DIRECTION:
Leave every picture out and write out the records below exactly.

Saved entries:
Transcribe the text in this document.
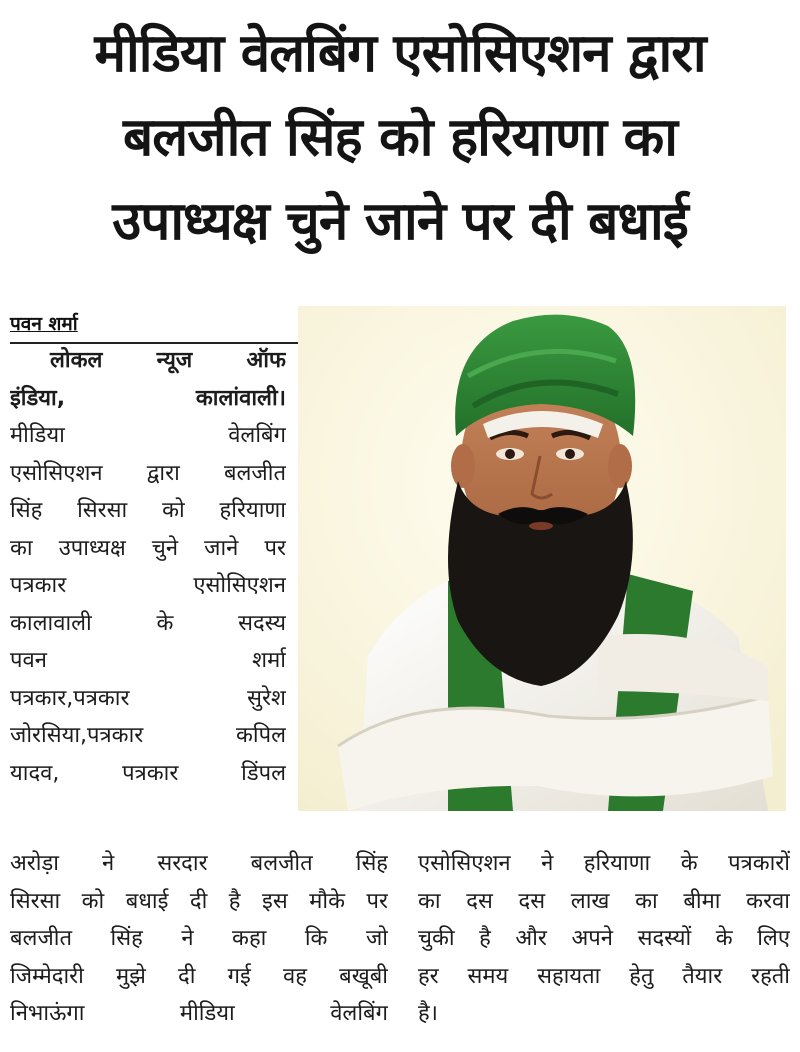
मीडिया वेलबिंग एसोसिएशन द्वारा
बलजीत सिंह को हरियाणा का
उपाध्यक्ष चुने जाने पर दी बधाई
पवन शर्मा
लोकल न्यूज ऑफ
इंडिया, कालांवाली।
मीडिया वेलबिंग
एसोसिएशन द्वारा बलजीत
सिंह सिरसा को हरियाणा
का उपाध्यक्ष चुने जाने पर
पत्रकार एसोसिएशन
कालावाली के सदस्य
पवन शर्मा
पत्रकार,पत्रकार सुरेश
जोरसिया,पत्रकार कपिल
यादव, पत्रकार डिंपल
अरोड़ा ने सरदार बलजीत सिंह
सिरसा को बधाई दी है इस मौके पर
बलजीत सिंह ने कहा कि जो
जिम्मेदारी मुझे दी गई वह बखूबी
निभाऊंगा मीडिया वेलबिंग
एसोसिएशन ने हरियाणा के पत्रकारों
का दस दस लाख का बीमा करवा
चुकी है और अपने सदस्यों के लिए
हर समय सहायता हेतु तैयार रहती
है।
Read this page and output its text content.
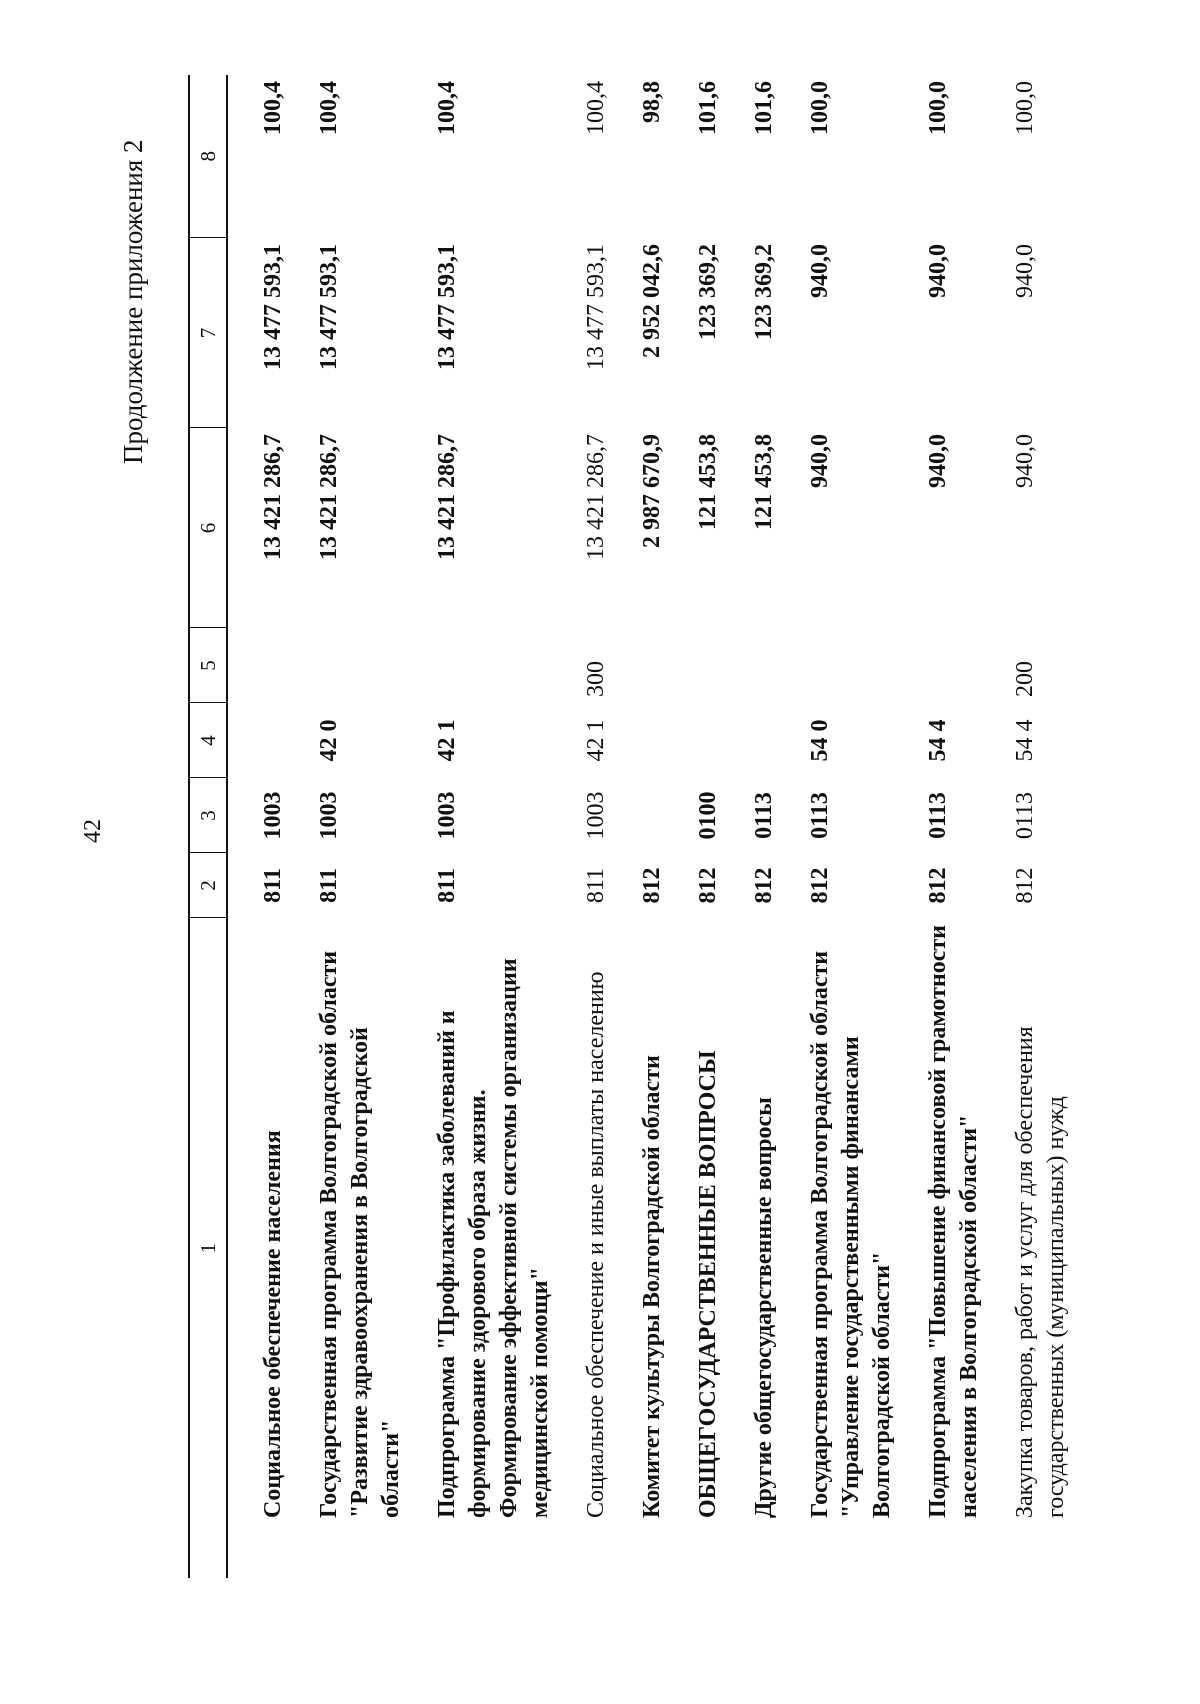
42
Продолжение приложения 2
1	2	3	4	5	6	7	8
Социальное обеспечение населения	811	1003			13 421 286,7	13 477 593,1	100,4
Государственная программа Волгоградской области "Развитие здравоохранения в Волгоградской области"	811	1003	42 0		13 421 286,7	13 477 593,1	100,4
Подпрограмма "Профилактика заболеваний и формирование здорового образа жизни. Формирование эффективной системы организации медицинской помощи"	811	1003	42 1		13 421 286,7	13 477 593,1	100,4
Социальное обеспечение и иные выплаты населению	811	1003	42 1	300	13 421 286,7	13 477 593,1	100,4
Комитет культуры Волгоградской области	812				2 987 670,9	2 952 042,6	98,8
ОБЩЕГОСУДАРСТВЕННЫЕ ВОПРОСЫ	812	0100			121 453,8	123 369,2	101,6
Другие общегосударственные вопросы	812	0113			121 453,8	123 369,2	101,6
Государственная программа Волгоградской области "Управление государственными финансами Волгоградской области"	812	0113	54 0		940,0	940,0	100,0
Подпрограмма "Повышение финансовой грамотности населения в Волгоградской области"	812	0113	54 4		940,0	940,0	100,0
Закупка товаров, работ и услуг для обеспечения государственных (муниципальных) нужд	812	0113	54 4	200	940,0	940,0	100,0
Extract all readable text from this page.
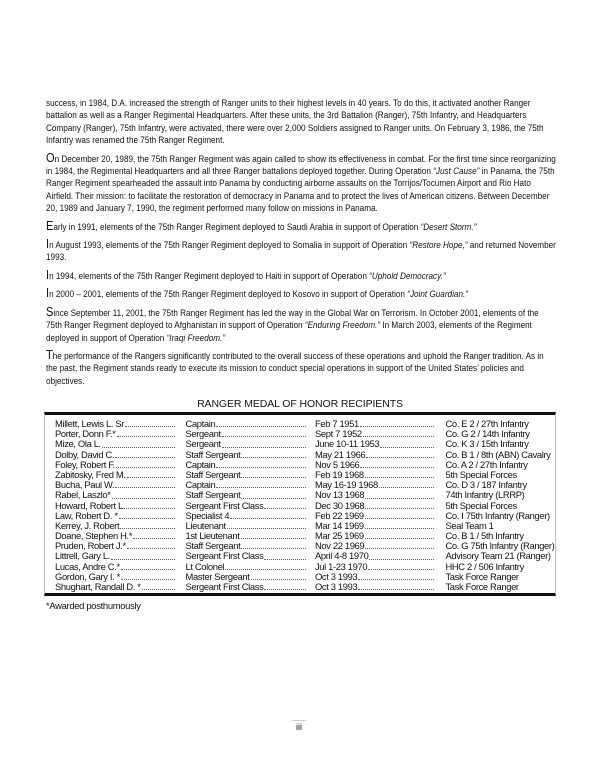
success, in 1984, D.A. increased the strength of Ranger units to their highest levels in 40 years. To do this, it activated another Ranger battalion as well as a Ranger Regimental Headquarters. After these units, the 3rd Battalion (Ranger), 75th Infantry, and Headquarters Company (Ranger), 75th Infantry, were activated, there were over 2,000 Soldiers assigned to Ranger units. On February 3, 1986, the 75th Infantry was renamed the 75th Ranger Regiment.

On December 20, 1989, the 75th Ranger Regiment was again called to show its effectiveness in combat. For the first time since reorganizing in 1984, the Regimental Headquarters and all three Ranger battalions deployed together. During Operation “Just Cause” in Panama, the 75th Ranger Regiment spearheaded the assault into Panama by conducting airborne assaults on the Torrijos/Tocumen Airport and Rio Hato Airfield. Their mission: to facilitate the restoration of democracy in Panama and to protect the lives of American citizens. Between December 20, 1989 and January 7, 1990, the regiment performed many follow on missions in Panama.

Early in 1991, elements of the 75th Ranger Regiment deployed to Saudi Arabia in support of Operation “Desert Storm.”

In August 1993, elements of the 75th Ranger Regiment deployed to Somalia in support of Operation “Restore Hope,” and returned November 1993.

In 1994, elements of the 75th Ranger Regiment deployed to Haiti in support of Operation “Uphold Democracy.”

In 2000 – 2001, elements of the 75th Ranger Regiment deployed to Kosovo in support of Operation “Joint Guardian.”

Since September 11, 2001, the 75th Ranger Regiment has led the way in the Global War on Terrorism. In October 2001, elements of the 75th Ranger Regiment deployed to Afghanistan in support of Operation “Enduring Freedom.” In March 2003, elements of the Regiment deployed in support of Operation “Iraqi Freedom.”

The performance of the Rangers significantly contributed to the overall success of these operations and uphold the Ranger tradition. As in the past, the Regiment stands ready to execute its mission to conduct special operations in support of the United States’ policies and objectives.

RANGER MEDAL OF HONOR RECIPIENTS
Millett, Lewis L. Sr	Captain	Feb 7 1951	Co. E 2 / 27th Infantry
Porter, Donn F.*	Sergeant	Sept 7 1952	Co. G 2 / 14th Infantry
Mize, Ola L.	Sergeant	June 10-11 1953	Co. K 3 / 15th Infantry
Dolby, David C.	Staff Sergeant	May 21 1966	Co. B 1 / 8th (ABN) Cavalry
Foley, Robert F.	Captain	Nov 5 1966	Co. A 2 / 27th Infantry
Zabitosky, Fred M.	Staff Sergeant	Feb 19 1968	5th Special Forces
Bucha, Paul W.	Captain	May 16-19 1968	Co. D 3 / 187 Infantry
Rabel, Laszlo*	Staff Sergeant	Nov 13 1968	74th Infantry (LRRP)
Howard, Robert L.	Sergeant First Class	Dec 30 1968	5th Special Forces
Law, Robert D. *	Specialist 4	Feb 22 1969	Co. I 75th Infantry (Ranger)
Kerrey, J. Robert	Lieutenant	Mar 14 1969	Seal Team 1
Doane, Stephen H.*	1st Lieutenant	Mar 25 1969	Co. B 1 / 5th Infantry
Pruden, Robert J.*	Staff Sergeant	Nov 22 1969	Co. G 75th Infantry (Ranger)
Littrell, Gary L.	Sergeant First Class	April 4-8 1970	Advisory Team 21 (Ranger)
Lucas, Andre C.*	Lt Colonel	Jul 1-23 1970	HHC 2 / 506 Infantry
Gordon, Gary I. *	Master Sergeant	Oct 3 1993	Task Force Ranger
Shughart, Randall D. *	Sergeant First Class	Oct 3 1993	Task Force Ranger
*Awarded posthumously
iii
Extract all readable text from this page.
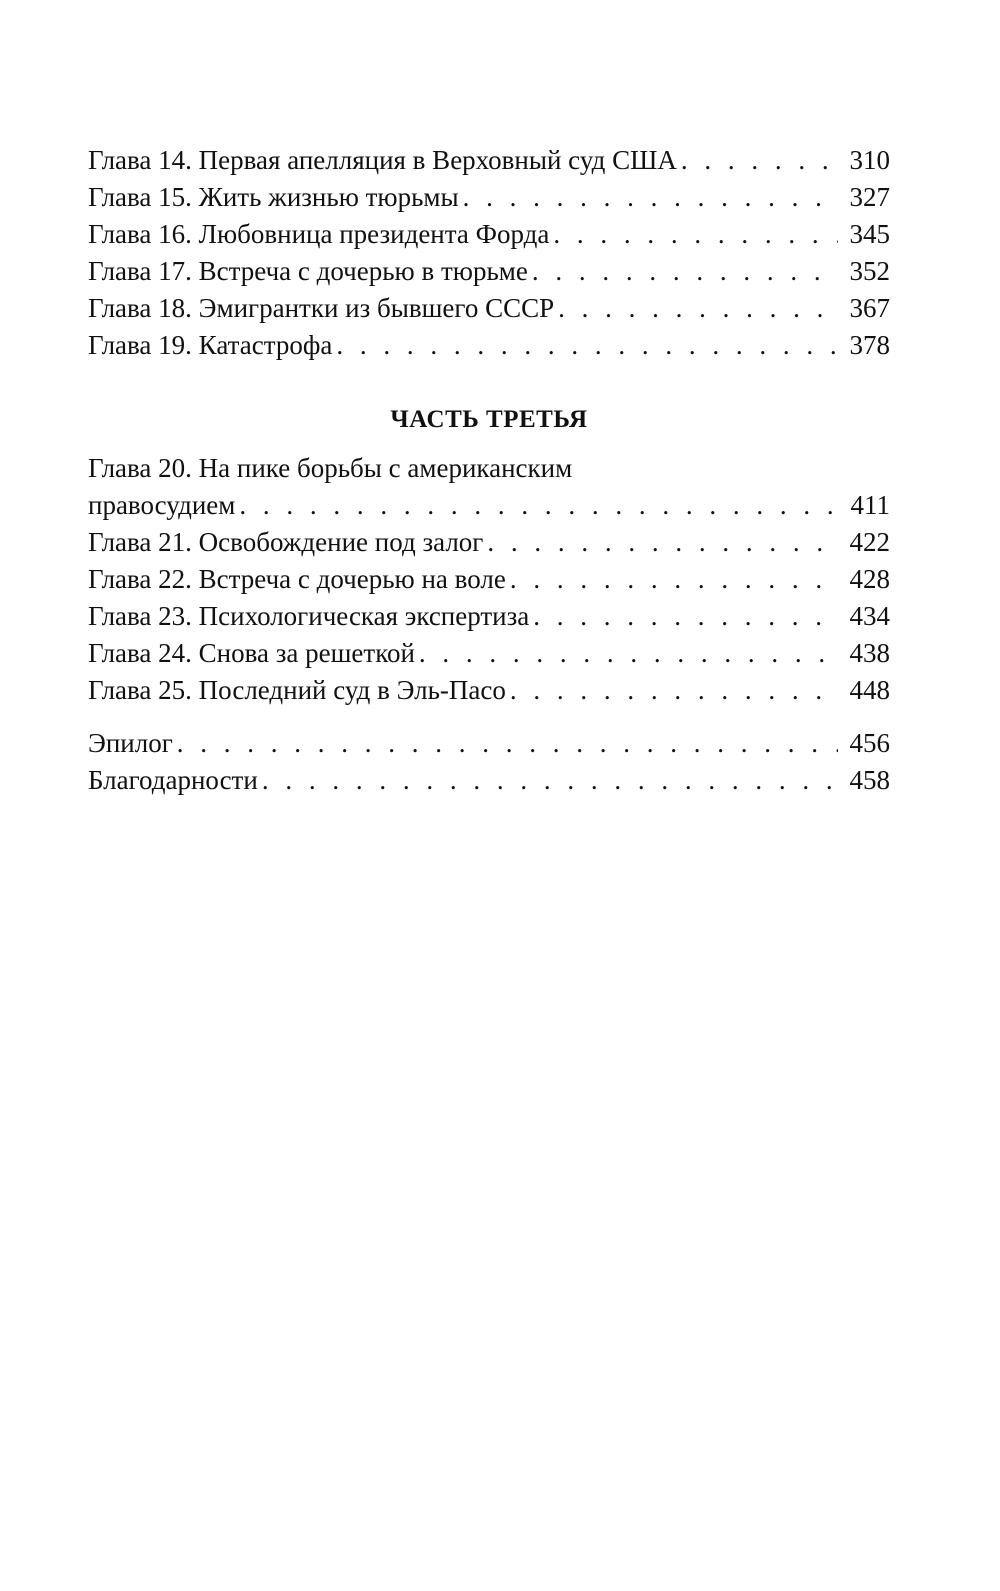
Глава 14. Первая апелляция в Верховный суд США . . .	310
Глава 15. Жить жизнью тюрьмы . . .	327
Глава 16. Любовница президента Форда . . .	345
Глава 17. Встреча с дочерью в тюрьме . . .	352
Глава 18. Эмигрантки из бывшего СССР . . .	367
Глава 19. Катастрофа . . .	378
ЧАСТЬ ТРЕТЬЯ
Глава 20. На пике борьбы с американским
правосудием . . .	411
Глава 21. Освобождение под залог . . .	422
Глава 22. Встреча с дочерью на воле . . .	428
Глава 23. Психологическая экспертиза . . .	434
Глава 24. Снова за решеткой . . .	438
Глава 25. Последний суд в Эль-Пасо . . .	448
Эпилог . . .	456
Благодарности . . .	458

OUTPUT FOR THIS TASK:
Transcribe the text in this document.
मीडिया वेलबिंग एसोसिएशन द्वारा
बलजीत सिंह को हरियाणा का
उपाध्यक्ष चुने जाने पर दी बधाई
पवन शर्मा
लोकल न्यूज ऑफ
इंडिया, कालांवाली।
मीडिया वेलबिंग
एसोसिएशन द्वारा बलजीत
सिंह सिरसा को हरियाणा
का उपाध्यक्ष चुने जाने पर
पत्रकार एसोसिएशन
कालावाली के सदस्य
पवन शर्मा
पत्रकार,पत्रकार सुरेश
जोरसिया,पत्रकार कपिल
यादव, पत्रकार डिंपल
अरोड़ा ने सरदार बलजीत सिंह
सिरसा को बधाई दी है इस मौके पर
बलजीत सिंह ने कहा कि जो
जिम्मेदारी मुझे दी गई वह बखूबी
निभाऊंगा मीडिया वेलबिंग
एसोसिएशन ने हरियाणा के पत्रकारों
का दस दस लाख का बीमा करवा
चुकी है और अपने सदस्यों के लिए
हर समय सहायता हेतु तैयार रहती
है।
Read this page and output its text content.
42
Продолжение приложения 2
1	2	3	4	5	6	7	8
Социальное обеспечение населения	811	1003			13 421 286,7	13 477 593,1	100,4
Государственная программа Волгоградской области "Развитие здравоохранения в Волгоградской области"	811	1003	42 0		13 421 286,7	13 477 593,1	100,4
Подпрограмма "Профилактика заболеваний и формирование здорового образа жизни. Формирование эффективной системы организации медицинской помощи"	811	1003	42 1		13 421 286,7	13 477 593,1	100,4
Социальное обеспечение и иные выплаты населению	811	1003	42 1	300	13 421 286,7	13 477 593,1	100,4
Комитет культуры Волгоградской области	812				2 987 670,9	2 952 042,6	98,8
ОБЩЕГОСУДАРСТВЕННЫЕ ВОПРОСЫ	812	0100			121 453,8	123 369,2	101,6
Другие общегосударственные вопросы	812	0113			121 453,8	123 369,2	101,6
Государственная программа Волгоградской области "Управление государственными финансами Волгоградской области"	812	0113	54 0		940,0	940,0	100,0
Подпрограмма "Повышение финансовой грамотности населения в Волгоградской области"	812	0113	54 4		940,0	940,0	100,0
Закупка товаров, работ и услуг для обеспечения государственных (муниципальных) нужд	812	0113	54 4	200	940,0	940,0	100,0
Extract all readable text from this page.
success, in 1984, D.A. increased the strength of Ranger units to their highest levels in 40 years. To do this, it activated another Ranger battalion as well as a Ranger Regimental Headquarters. After these units, the 3rd Battalion (Ranger), 75th Infantry, and Headquarters Company (Ranger), 75th Infantry, were activated, there were over 2,000 Soldiers assigned to Ranger units. On February 3, 1986, the 75th Infantry was renamed the 75th Ranger Regiment.

On December 20, 1989, the 75th Ranger Regiment was again called to show its effectiveness in combat. For the first time since reorganizing in 1984, the Regimental Headquarters and all three Ranger battalions deployed together. During Operation “Just Cause” in Panama, the 75th Ranger Regiment spearheaded the assault into Panama by conducting airborne assaults on the Torrijos/Tocumen Airport and Rio Hato Airfield. Their mission: to facilitate the restoration of democracy in Panama and to protect the lives of American citizens. Between December 20, 1989 and January 7, 1990, the regiment performed many follow on missions in Panama.

Early in 1991, elements of the 75th Ranger Regiment deployed to Saudi Arabia in support of Operation “Desert Storm.”

In August 1993, elements of the 75th Ranger Regiment deployed to Somalia in support of Operation “Restore Hope,” and returned November 1993.

In 1994, elements of the 75th Ranger Regiment deployed to Haiti in support of Operation “Uphold Democracy.”

In 2000 – 2001, elements of the 75th Ranger Regiment deployed to Kosovo in support of Operation “Joint Guardian.”

Since September 11, 2001, the 75th Ranger Regiment has led the way in the Global War on Terrorism. In October 2001, elements of the 75th Ranger Regiment deployed to Afghanistan in support of Operation “Enduring Freedom.” In March 2003, elements of the Regiment deployed in support of Operation “Iraqi Freedom.”

The performance of the Rangers significantly contributed to the overall success of these operations and uphold the Ranger tradition. As in the past, the Regiment stands ready to execute its mission to conduct special operations in support of the United States’ policies and objectives.

RANGER MEDAL OF HONOR RECIPIENTS
Millett, Lewis L. Sr	Captain	Feb 7 1951	Co. E 2 / 27th Infantry
Porter, Donn F.*	Sergeant	Sept 7 1952	Co. G 2 / 14th Infantry
Mize, Ola L.	Sergeant	June 10-11 1953	Co. K 3 / 15th Infantry
Dolby, David C.	Staff Sergeant	May 21 1966	Co. B 1 / 8th (ABN) Cavalry
Foley, Robert F.	Captain	Nov 5 1966	Co. A 2 / 27th Infantry
Zabitosky, Fred M.	Staff Sergeant	Feb 19 1968	5th Special Forces
Bucha, Paul W.	Captain	May 16-19 1968	Co. D 3 / 187 Infantry
Rabel, Laszlo*	Staff Sergeant	Nov 13 1968	74th Infantry (LRRP)
Howard, Robert L.	Sergeant First Class	Dec 30 1968	5th Special Forces
Law, Robert D. *	Specialist 4	Feb 22 1969	Co. I 75th Infantry (Ranger)
Kerrey, J. Robert	Lieutenant	Mar 14 1969	Seal Team 1
Doane, Stephen H.*	1st Lieutenant	Mar 25 1969	Co. B 1 / 5th Infantry
Pruden, Robert J.*	Staff Sergeant	Nov 22 1969	Co. G 75th Infantry (Ranger)
Littrell, Gary L.	Sergeant First Class	April 4-8 1970	Advisory Team 21 (Ranger)
Lucas, Andre C.*	Lt Colonel	Jul 1-23 1970	HHC 2 / 506 Infantry
Gordon, Gary I. *	Master Sergeant	Oct 3 1993	Task Force Ranger
Shughart, Randall D. *	Sergeant First Class	Oct 3 1993	Task Force Ranger
*Awarded posthumously
iii
Extract all readable text from this page.
Глава 14. Первая апелляция в Верховный суд США . . .	310
Глава 15. Жить жизнью тюрьмы . . .	327
Глава 16. Любовница президента Форда . . .	345
Глава 17. Встреча с дочерью в тюрьме . . .	352
Глава 18. Эмигрантки из бывшего СССР . . .	367
Глава 19. Катастрофа . . .	378
ЧАСТЬ ТРЕТЬЯ
Глава 20. На пике борьбы с американским
правосудием . . .	411
Глава 21. Освобождение под залог . . .	422
Глава 22. Встреча с дочерью на воле . . .	428
Глава 23. Психологическая экспертиза . . .	434
Глава 24. Снова за решеткой . . .	438
Глава 25. Последний суд в Эль-Пасо . . .	448
Эпилог . . .	456
Благодарности . . .	458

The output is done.